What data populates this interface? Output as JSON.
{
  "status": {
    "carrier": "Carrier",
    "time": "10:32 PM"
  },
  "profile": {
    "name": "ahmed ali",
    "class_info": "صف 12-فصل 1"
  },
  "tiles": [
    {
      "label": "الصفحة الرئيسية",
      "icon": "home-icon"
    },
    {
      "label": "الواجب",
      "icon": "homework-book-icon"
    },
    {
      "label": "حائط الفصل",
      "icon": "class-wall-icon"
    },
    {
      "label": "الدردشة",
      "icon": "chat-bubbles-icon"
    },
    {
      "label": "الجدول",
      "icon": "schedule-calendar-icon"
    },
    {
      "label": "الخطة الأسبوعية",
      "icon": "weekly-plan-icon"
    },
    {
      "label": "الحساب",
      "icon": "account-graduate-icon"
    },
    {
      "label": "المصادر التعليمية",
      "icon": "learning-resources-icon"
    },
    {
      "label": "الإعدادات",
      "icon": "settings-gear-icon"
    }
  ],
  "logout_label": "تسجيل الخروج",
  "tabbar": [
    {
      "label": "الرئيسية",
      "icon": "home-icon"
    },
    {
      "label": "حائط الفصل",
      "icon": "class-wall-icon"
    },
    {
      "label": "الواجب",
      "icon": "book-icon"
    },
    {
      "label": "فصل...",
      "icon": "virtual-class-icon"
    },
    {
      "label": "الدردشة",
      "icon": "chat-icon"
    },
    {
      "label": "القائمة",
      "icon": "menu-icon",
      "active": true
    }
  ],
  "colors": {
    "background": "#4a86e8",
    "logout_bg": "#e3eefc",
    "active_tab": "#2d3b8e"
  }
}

- - - - - - -

Write out every line of the material again, exactly as it reads.

What data populates this interface? Output as JSON.
{
  "status": {
    "carrier": "Carrier",
    "time": "10:32 PM"
  },
  "profile": {
    "name": "ahmed ali",
    "class_info": "صف 12-فصل 1"
  },
  "tiles": [
    {
      "label": "الصفحة الرئيسية",
      "icon": "home-icon"
    },
    {
      "label": "الواجب",
      "icon": "homework-book-icon"
    },
    {
      "label": "حائط الفصل",
      "icon": "class-wall-icon"
    },
    {
      "label": "الدردشة",
      "icon": "chat-bubbles-icon"
    },
    {
      "label": "الجدول",
      "icon": "schedule-calendar-icon"
    },
    {
      "label": "الخطة الأسبوعية",
      "icon": "weekly-plan-icon"
    },
    {
      "label": "الحساب",
      "icon": "account-graduate-icon"
    },
    {
      "label": "المصادر التعليمية",
      "icon": "learning-resources-icon"
    },
    {
      "label": "الإعدادات",
      "icon": "settings-gear-icon"
    }
  ],
  "logout_label": "تسجيل الخروج",
  "tabbar": [
    {
      "label": "الرئيسية",
      "icon": "home-icon"
    },
    {
      "label": "حائط الفصل",
      "icon": "class-wall-icon"
    },
    {
      "label": "الواجب",
      "icon": "book-icon"
    },
    {
      "label": "فصل...",
      "icon": "virtual-class-icon"
    },
    {
      "label": "الدردشة",
      "icon": "chat-icon"
    },
    {
      "label": "القائمة",
      "icon": "menu-icon",
      "active": true
    }
  ],
  "colors": {
    "background": "#4a86e8",
    "logout_bg": "#e3eefc",
    "active_tab": "#2d3b8e"
  }
}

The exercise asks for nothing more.